-- Start of Record excerpts --
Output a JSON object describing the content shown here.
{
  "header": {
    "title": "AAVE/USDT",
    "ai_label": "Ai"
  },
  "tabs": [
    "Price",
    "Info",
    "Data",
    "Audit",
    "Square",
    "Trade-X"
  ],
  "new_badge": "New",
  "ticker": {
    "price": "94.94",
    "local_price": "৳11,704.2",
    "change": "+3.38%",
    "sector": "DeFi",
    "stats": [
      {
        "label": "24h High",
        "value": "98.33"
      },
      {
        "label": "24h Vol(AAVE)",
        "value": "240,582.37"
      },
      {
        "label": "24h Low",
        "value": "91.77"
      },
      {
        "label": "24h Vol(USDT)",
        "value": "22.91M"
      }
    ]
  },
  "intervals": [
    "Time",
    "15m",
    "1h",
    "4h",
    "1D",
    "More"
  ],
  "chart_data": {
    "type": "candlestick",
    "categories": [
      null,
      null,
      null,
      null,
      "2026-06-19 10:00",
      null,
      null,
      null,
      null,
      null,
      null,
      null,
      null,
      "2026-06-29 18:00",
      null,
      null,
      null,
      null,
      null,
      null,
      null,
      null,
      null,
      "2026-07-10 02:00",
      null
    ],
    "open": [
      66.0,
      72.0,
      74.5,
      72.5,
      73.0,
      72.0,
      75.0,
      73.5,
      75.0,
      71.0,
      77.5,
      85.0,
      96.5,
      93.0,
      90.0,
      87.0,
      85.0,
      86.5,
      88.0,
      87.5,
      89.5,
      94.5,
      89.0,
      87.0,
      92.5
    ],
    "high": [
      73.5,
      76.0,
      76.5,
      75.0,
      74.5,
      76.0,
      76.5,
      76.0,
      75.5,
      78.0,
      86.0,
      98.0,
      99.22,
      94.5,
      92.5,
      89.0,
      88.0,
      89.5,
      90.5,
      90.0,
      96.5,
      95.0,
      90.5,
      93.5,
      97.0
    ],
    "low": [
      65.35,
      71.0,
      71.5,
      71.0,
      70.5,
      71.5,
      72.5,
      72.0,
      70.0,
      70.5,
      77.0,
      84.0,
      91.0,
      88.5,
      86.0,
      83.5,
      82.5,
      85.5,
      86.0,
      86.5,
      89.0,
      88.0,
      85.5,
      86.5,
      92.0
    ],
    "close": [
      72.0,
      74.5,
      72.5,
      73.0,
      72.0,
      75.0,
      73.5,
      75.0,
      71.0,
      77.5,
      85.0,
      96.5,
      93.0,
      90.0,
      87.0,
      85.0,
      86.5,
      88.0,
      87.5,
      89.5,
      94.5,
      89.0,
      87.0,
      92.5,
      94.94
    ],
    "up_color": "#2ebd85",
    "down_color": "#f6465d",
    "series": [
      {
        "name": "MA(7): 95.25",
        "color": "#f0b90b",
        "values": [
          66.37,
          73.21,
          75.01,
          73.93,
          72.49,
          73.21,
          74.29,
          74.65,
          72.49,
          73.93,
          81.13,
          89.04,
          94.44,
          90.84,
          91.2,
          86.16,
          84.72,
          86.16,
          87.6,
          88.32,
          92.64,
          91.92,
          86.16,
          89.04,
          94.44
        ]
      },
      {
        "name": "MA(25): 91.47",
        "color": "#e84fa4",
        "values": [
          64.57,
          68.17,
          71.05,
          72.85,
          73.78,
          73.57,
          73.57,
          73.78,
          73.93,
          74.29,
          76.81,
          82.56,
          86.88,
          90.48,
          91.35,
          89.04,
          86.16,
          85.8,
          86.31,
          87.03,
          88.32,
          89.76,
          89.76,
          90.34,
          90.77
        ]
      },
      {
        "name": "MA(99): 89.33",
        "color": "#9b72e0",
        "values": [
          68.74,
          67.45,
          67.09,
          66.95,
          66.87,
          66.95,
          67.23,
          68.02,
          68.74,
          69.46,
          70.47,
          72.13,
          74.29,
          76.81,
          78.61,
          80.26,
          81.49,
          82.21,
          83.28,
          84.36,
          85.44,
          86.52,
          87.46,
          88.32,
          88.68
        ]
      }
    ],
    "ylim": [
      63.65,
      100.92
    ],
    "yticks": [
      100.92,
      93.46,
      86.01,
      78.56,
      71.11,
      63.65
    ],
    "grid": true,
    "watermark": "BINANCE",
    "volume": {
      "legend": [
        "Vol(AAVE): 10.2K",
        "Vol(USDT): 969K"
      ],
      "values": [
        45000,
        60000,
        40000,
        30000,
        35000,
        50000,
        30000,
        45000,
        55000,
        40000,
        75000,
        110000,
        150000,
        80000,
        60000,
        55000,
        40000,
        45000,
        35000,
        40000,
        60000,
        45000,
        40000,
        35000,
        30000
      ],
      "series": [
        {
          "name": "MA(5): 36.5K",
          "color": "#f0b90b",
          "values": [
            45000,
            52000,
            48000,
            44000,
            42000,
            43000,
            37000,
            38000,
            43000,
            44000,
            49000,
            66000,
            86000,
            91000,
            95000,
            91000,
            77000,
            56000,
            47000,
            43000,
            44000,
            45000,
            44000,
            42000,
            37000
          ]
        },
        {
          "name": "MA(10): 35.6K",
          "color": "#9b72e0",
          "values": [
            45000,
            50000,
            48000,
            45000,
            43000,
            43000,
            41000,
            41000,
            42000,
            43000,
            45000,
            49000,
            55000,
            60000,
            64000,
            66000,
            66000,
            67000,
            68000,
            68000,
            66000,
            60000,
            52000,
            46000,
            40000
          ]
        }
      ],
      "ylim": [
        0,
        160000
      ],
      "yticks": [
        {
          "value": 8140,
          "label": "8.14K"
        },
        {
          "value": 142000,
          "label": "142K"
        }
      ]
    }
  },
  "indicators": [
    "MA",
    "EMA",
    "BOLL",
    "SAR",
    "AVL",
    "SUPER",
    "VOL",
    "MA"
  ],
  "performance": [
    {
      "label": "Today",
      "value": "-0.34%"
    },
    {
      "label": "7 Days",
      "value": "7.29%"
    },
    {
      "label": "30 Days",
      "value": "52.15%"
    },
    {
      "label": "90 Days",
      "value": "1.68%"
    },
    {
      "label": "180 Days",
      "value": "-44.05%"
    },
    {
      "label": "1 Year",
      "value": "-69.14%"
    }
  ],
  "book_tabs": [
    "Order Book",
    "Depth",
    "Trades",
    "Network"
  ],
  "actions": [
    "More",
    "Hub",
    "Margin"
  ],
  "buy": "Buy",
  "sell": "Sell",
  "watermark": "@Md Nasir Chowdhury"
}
-- End of Record excerpts --
Which lines include "name"? Copy each of them out.

Result for this task:
        "name": "MA(7): 95.25",
        "name": "MA(25): 91.47",
        "name": "MA(99): 89.33",
          "name": "MA(5): 36.5K",
          "name": "MA(10): 35.6K",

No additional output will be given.